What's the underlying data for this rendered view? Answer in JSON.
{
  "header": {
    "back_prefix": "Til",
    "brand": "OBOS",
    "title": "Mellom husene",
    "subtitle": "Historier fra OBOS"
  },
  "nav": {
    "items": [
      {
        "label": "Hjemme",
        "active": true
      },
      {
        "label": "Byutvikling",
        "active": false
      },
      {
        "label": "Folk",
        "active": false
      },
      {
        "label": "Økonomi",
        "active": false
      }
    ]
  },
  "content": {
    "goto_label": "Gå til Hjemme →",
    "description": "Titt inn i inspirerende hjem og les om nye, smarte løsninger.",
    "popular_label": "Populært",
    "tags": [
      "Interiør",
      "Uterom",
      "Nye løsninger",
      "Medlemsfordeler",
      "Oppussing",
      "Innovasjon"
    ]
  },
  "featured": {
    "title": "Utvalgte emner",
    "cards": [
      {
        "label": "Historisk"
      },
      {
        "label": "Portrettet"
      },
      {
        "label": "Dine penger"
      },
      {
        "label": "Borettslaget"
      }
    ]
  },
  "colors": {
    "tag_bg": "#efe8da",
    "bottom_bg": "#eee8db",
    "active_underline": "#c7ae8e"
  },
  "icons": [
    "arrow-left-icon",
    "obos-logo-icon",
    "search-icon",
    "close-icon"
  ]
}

__What to produce__
Above are the records; retype them all without a single difference.

__Exercise output__
What's the underlying data for this rendered view? Answer in JSON.
{
  "header": {
    "back_prefix": "Til",
    "brand": "OBOS",
    "title": "Mellom husene",
    "subtitle": "Historier fra OBOS"
  },
  "nav": {
    "items": [
      {
        "label": "Hjemme",
        "active": true
      },
      {
        "label": "Byutvikling",
        "active": false
      },
      {
        "label": "Folk",
        "active": false
      },
      {
        "label": "Økonomi",
        "active": false
      }
    ]
  },
  "content": {
    "goto_label": "Gå til Hjemme →",
    "description": "Titt inn i inspirerende hjem og les om nye, smarte løsninger.",
    "popular_label": "Populært",
    "tags": [
      "Interiør",
      "Uterom",
      "Nye løsninger",
      "Medlemsfordeler",
      "Oppussing",
      "Innovasjon"
    ]
  },
  "featured": {
    "title": "Utvalgte emner",
    "cards": [
      {
        "label": "Historisk"
      },
      {
        "label": "Portrettet"
      },
      {
        "label": "Dine penger"
      },
      {
        "label": "Borettslaget"
      }
    ]
  },
  "colors": {
    "tag_bg": "#efe8da",
    "bottom_bg": "#eee8db",
    "active_underline": "#c7ae8e"
  },
  "icons": [
    "arrow-left-icon",
    "obos-logo-icon",
    "search-icon",
    "close-icon"
  ]
}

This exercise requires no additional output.